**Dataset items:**
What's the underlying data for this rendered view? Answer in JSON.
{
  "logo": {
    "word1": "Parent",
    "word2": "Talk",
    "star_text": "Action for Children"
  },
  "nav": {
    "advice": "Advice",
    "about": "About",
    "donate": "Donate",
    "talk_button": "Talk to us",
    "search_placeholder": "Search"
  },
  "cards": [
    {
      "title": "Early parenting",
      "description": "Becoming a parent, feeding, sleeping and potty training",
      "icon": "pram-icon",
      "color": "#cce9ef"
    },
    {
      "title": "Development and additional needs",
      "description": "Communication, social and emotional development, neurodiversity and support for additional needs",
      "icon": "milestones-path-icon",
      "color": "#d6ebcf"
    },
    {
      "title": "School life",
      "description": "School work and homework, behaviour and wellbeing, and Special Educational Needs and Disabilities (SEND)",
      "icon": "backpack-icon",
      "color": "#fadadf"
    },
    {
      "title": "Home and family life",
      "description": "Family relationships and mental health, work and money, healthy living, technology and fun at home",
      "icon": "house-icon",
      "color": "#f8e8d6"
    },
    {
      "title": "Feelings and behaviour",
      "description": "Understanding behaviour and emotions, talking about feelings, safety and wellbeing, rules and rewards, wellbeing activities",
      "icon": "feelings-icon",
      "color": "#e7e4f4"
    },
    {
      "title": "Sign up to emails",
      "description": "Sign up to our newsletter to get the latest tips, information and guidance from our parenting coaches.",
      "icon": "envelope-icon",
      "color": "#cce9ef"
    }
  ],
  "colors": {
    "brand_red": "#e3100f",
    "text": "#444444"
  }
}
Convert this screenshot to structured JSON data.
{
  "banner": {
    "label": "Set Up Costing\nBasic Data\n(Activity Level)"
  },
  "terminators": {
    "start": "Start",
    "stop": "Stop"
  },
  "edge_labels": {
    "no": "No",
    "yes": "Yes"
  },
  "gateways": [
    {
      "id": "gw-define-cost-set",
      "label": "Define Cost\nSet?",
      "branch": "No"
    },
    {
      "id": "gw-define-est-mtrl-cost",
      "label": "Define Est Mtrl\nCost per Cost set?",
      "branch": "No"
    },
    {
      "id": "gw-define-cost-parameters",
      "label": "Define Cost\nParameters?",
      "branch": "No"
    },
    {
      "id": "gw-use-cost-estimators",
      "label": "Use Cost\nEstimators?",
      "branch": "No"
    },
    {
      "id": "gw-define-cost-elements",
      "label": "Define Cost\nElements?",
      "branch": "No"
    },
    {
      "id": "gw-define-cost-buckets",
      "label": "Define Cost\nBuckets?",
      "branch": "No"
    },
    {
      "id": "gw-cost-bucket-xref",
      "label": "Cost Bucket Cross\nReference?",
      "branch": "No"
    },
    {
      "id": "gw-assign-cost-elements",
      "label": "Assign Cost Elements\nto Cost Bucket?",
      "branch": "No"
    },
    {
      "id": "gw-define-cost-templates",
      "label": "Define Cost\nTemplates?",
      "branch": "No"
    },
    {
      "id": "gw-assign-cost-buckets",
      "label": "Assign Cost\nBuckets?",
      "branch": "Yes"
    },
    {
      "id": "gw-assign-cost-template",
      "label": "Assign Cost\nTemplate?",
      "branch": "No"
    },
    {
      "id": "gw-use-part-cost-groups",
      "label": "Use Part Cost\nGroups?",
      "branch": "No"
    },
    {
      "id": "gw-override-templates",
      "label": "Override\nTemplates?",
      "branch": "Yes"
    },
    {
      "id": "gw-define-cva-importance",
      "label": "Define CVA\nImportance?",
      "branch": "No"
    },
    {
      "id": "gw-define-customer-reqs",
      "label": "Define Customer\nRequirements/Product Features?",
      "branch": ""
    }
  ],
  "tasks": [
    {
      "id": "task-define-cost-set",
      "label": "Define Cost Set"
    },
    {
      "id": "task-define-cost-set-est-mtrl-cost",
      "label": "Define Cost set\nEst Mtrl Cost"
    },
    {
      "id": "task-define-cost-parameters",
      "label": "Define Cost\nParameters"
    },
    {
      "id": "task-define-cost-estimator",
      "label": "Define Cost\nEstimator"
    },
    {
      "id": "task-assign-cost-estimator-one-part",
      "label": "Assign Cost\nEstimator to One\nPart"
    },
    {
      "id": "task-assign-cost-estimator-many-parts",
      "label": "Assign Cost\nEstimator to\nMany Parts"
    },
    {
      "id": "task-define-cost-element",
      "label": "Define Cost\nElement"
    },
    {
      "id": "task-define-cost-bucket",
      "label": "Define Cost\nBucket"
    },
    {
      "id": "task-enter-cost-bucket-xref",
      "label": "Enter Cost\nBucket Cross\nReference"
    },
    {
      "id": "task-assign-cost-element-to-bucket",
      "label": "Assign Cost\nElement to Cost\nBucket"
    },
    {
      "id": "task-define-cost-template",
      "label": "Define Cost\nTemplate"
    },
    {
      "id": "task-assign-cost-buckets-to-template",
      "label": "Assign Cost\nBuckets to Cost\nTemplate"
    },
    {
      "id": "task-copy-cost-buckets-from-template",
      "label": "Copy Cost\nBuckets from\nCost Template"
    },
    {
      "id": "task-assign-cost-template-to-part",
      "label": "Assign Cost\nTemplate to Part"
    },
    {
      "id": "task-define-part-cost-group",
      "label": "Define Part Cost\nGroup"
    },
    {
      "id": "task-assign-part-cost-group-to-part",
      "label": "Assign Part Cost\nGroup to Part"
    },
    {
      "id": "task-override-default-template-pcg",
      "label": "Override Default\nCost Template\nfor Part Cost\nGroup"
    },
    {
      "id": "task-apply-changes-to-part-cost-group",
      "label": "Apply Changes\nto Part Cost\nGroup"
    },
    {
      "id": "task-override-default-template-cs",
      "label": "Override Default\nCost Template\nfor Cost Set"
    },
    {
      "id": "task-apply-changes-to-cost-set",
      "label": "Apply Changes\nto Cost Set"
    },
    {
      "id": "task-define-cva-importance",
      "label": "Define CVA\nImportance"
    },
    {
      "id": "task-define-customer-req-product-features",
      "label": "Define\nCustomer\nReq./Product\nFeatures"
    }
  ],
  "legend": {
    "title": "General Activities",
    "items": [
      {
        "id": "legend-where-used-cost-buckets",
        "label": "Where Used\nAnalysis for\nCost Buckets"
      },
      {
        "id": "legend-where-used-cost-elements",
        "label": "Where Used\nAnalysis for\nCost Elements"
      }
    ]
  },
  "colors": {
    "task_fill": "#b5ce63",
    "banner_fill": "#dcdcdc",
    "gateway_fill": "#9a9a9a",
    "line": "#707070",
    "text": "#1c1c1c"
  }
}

**Required work:**
Read through the data and copy every line where "icon" shows up.

**Completed exercise:**
      "icon": "pram-icon",
      "icon": "milestones-path-icon",
      "icon": "backpack-icon",
      "icon": "house-icon",
      "icon": "feelings-icon",
      "icon": "envelope-icon",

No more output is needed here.